** Start **
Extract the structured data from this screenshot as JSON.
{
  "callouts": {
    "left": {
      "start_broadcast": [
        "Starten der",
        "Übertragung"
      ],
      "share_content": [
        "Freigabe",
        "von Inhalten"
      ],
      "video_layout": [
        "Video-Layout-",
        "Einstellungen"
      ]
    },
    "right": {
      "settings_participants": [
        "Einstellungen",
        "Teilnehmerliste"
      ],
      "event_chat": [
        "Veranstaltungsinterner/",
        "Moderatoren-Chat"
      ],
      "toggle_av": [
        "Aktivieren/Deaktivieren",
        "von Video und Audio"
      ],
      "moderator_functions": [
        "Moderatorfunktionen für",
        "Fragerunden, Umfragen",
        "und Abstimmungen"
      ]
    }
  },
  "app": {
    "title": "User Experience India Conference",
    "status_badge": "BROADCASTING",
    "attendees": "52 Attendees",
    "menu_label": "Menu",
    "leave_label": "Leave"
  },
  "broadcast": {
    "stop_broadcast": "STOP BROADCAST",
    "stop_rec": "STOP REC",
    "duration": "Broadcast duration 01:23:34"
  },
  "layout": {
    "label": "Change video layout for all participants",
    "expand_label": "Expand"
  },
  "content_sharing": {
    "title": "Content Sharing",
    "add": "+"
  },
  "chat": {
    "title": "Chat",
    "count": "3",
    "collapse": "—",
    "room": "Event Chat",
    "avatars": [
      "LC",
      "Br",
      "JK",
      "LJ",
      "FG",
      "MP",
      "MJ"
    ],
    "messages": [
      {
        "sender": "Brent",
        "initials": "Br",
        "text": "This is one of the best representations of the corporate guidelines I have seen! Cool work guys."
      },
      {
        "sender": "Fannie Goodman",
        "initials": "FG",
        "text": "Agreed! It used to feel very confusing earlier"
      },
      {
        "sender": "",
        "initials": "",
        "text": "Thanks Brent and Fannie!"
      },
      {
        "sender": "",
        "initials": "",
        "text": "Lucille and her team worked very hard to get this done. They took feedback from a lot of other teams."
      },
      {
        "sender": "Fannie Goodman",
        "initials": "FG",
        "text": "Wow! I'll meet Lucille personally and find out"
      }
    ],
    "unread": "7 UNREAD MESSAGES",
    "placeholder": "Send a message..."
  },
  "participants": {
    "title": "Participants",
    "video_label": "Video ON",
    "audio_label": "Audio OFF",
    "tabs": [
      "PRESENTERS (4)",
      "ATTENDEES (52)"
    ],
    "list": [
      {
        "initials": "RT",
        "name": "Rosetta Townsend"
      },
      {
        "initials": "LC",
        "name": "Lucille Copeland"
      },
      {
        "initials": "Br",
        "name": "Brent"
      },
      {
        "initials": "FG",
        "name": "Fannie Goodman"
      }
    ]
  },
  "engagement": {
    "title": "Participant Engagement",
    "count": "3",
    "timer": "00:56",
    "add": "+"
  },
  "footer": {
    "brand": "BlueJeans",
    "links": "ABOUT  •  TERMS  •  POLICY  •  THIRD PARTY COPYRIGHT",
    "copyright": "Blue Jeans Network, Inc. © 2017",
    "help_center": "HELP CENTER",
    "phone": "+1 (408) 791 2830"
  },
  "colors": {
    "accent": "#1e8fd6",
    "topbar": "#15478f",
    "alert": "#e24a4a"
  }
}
** End **
Answer with a single number: the count of lines holding the word "text".

## RESPONSE TO THIS TASK
5